Copy out the records in full, word for word, without pictures.

_Data_
○ ○ ○ ○ ○

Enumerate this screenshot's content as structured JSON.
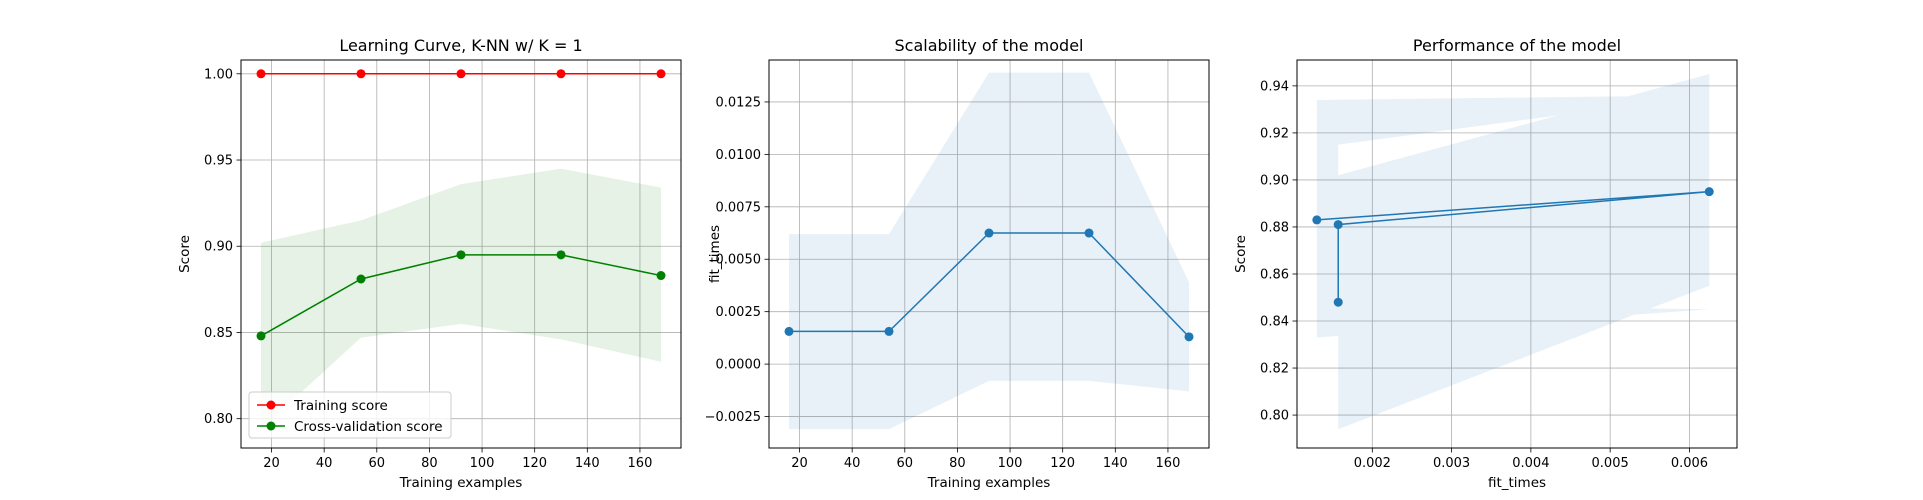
{
  "chart_data": [
    {
      "type": "line",
      "title": "Learning Curve, K-NN w/ K = 1",
      "xlabel": "Training examples",
      "ylabel": "Score",
      "xlim": [
        8.4,
        175.6
      ],
      "ylim": [
        0.783,
        1.008
      ],
      "xticks": [
        20,
        40,
        60,
        80,
        100,
        120,
        140,
        160
      ],
      "yticks": [
        0.8,
        0.85,
        0.9,
        0.95,
        1.0
      ],
      "ytick_labels": [
        "0.80",
        "0.85",
        "0.90",
        "0.95",
        "1.00"
      ],
      "grid": true,
      "legend": "lower-left",
      "x": [
        16,
        54,
        92,
        130,
        168
      ],
      "series": [
        {
          "name": "Training score",
          "color": "#ff0000",
          "values": [
            1.0,
            1.0,
            1.0,
            1.0,
            1.0
          ],
          "band": [
            [
              1.0,
              1.0,
              1.0,
              1.0,
              1.0
            ],
            [
              1.0,
              1.0,
              1.0,
              1.0,
              1.0
            ]
          ]
        },
        {
          "name": "Cross-validation score",
          "color": "#008000",
          "values": [
            0.848,
            0.881,
            0.895,
            0.895,
            0.883
          ],
          "band": [
            [
              0.794,
              0.847,
              0.855,
              0.846,
              0.833
            ],
            [
              0.902,
              0.915,
              0.936,
              0.945,
              0.934
            ]
          ]
        }
      ]
    },
    {
      "type": "line",
      "title": "Scalability of the model",
      "xlabel": "Training examples",
      "ylabel": "fit_times",
      "xlim": [
        8.4,
        175.6
      ],
      "ylim": [
        -0.004,
        0.0145
      ],
      "xticks": [
        20,
        40,
        60,
        80,
        100,
        120,
        140,
        160
      ],
      "yticks": [
        -0.0025,
        0.0,
        0.0025,
        0.005,
        0.0075,
        0.01,
        0.0125
      ],
      "ytick_labels": [
        "−0.0025",
        "0.0000",
        "0.0025",
        "0.0050",
        "0.0075",
        "0.0100",
        "0.0125"
      ],
      "grid": true,
      "x": [
        16,
        54,
        92,
        130,
        168
      ],
      "series": [
        {
          "name": "",
          "color": "#1f77b4",
          "values": [
            0.00156,
            0.00156,
            0.00625,
            0.00625,
            0.0013
          ],
          "band": [
            [
              -0.0031,
              -0.0031,
              -0.0008,
              -0.0008,
              -0.0013
            ],
            [
              0.0062,
              0.0062,
              0.0139,
              0.0139,
              0.0039
            ]
          ]
        }
      ]
    },
    {
      "type": "line",
      "title": "Performance of the model",
      "xlabel": "fit_times",
      "ylabel": "Score",
      "xlim": [
        0.00105,
        0.0066
      ],
      "ylim": [
        0.786,
        0.951
      ],
      "xticks": [
        0.002,
        0.003,
        0.004,
        0.005,
        0.006
      ],
      "yticks": [
        0.8,
        0.82,
        0.84,
        0.86,
        0.88,
        0.9,
        0.92,
        0.94
      ],
      "ytick_labels": [
        "0.80",
        "0.82",
        "0.84",
        "0.86",
        "0.88",
        "0.90",
        "0.92",
        "0.94"
      ],
      "grid": true,
      "series": [
        {
          "name": "",
          "color": "#1f77b4",
          "points": [
            [
              0.0013,
              0.883
            ],
            [
              0.00625,
              0.895
            ],
            [
              0.00157,
              0.881
            ],
            [
              0.00157,
              0.848
            ]
          ],
          "band_points": [
            [
              0.0013,
              0.833,
              0.934
            ],
            [
              0.00625,
              0.845,
              0.936
            ],
            [
              0.00157,
              0.847,
              0.915
            ],
            [
              0.00157,
              0.794,
              0.902
            ],
            [
              0.00625,
              0.855,
              0.945
            ]
          ]
        }
      ]
    }
  ]
}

○ ○ ○ ○ ○

_The output_
Enumerate this screenshot's content as structured JSON.
{
  "chart_data": [
    {
      "type": "line",
      "title": "Learning Curve, K-NN w/ K = 1",
      "xlabel": "Training examples",
      "ylabel": "Score",
      "xlim": [
        8.4,
        175.6
      ],
      "ylim": [
        0.783,
        1.008
      ],
      "xticks": [
        20,
        40,
        60,
        80,
        100,
        120,
        140,
        160
      ],
      "yticks": [
        0.8,
        0.85,
        0.9,
        0.95,
        1.0
      ],
      "ytick_labels": [
        "0.80",
        "0.85",
        "0.90",
        "0.95",
        "1.00"
      ],
      "grid": true,
      "legend": "lower-left",
      "x": [
        16,
        54,
        92,
        130,
        168
      ],
      "series": [
        {
          "name": "Training score",
          "color": "#ff0000",
          "values": [
            1.0,
            1.0,
            1.0,
            1.0,
            1.0
          ],
          "band": [
            [
              1.0,
              1.0,
              1.0,
              1.0,
              1.0
            ],
            [
              1.0,
              1.0,
              1.0,
              1.0,
              1.0
            ]
          ]
        },
        {
          "name": "Cross-validation score",
          "color": "#008000",
          "values": [
            0.848,
            0.881,
            0.895,
            0.895,
            0.883
          ],
          "band": [
            [
              0.794,
              0.847,
              0.855,
              0.846,
              0.833
            ],
            [
              0.902,
              0.915,
              0.936,
              0.945,
              0.934
            ]
          ]
        }
      ]
    },
    {
      "type": "line",
      "title": "Scalability of the model",
      "xlabel": "Training examples",
      "ylabel": "fit_times",
      "xlim": [
        8.4,
        175.6
      ],
      "ylim": [
        -0.004,
        0.0145
      ],
      "xticks": [
        20,
        40,
        60,
        80,
        100,
        120,
        140,
        160
      ],
      "yticks": [
        -0.0025,
        0.0,
        0.0025,
        0.005,
        0.0075,
        0.01,
        0.0125
      ],
      "ytick_labels": [
        "−0.0025",
        "0.0000",
        "0.0025",
        "0.0050",
        "0.0075",
        "0.0100",
        "0.0125"
      ],
      "grid": true,
      "x": [
        16,
        54,
        92,
        130,
        168
      ],
      "series": [
        {
          "name": "",
          "color": "#1f77b4",
          "values": [
            0.00156,
            0.00156,
            0.00625,
            0.00625,
            0.0013
          ],
          "band": [
            [
              -0.0031,
              -0.0031,
              -0.0008,
              -0.0008,
              -0.0013
            ],
            [
              0.0062,
              0.0062,
              0.0139,
              0.0139,
              0.0039
            ]
          ]
        }
      ]
    },
    {
      "type": "line",
      "title": "Performance of the model",
      "xlabel": "fit_times",
      "ylabel": "Score",
      "xlim": [
        0.00105,
        0.0066
      ],
      "ylim": [
        0.786,
        0.951
      ],
      "xticks": [
        0.002,
        0.003,
        0.004,
        0.005,
        0.006
      ],
      "yticks": [
        0.8,
        0.82,
        0.84,
        0.86,
        0.88,
        0.9,
        0.92,
        0.94
      ],
      "ytick_labels": [
        "0.80",
        "0.82",
        "0.84",
        "0.86",
        "0.88",
        "0.90",
        "0.92",
        "0.94"
      ],
      "grid": true,
      "series": [
        {
          "name": "",
          "color": "#1f77b4",
          "points": [
            [
              0.0013,
              0.883
            ],
            [
              0.00625,
              0.895
            ],
            [
              0.00157,
              0.881
            ],
            [
              0.00157,
              0.848
            ]
          ],
          "band_points": [
            [
              0.0013,
              0.833,
              0.934
            ],
            [
              0.00625,
              0.845,
              0.936
            ],
            [
              0.00157,
              0.847,
              0.915
            ],
            [
              0.00157,
              0.794,
              0.902
            ],
            [
              0.00625,
              0.855,
              0.945
            ]
          ]
        }
      ]
    }
  ]
}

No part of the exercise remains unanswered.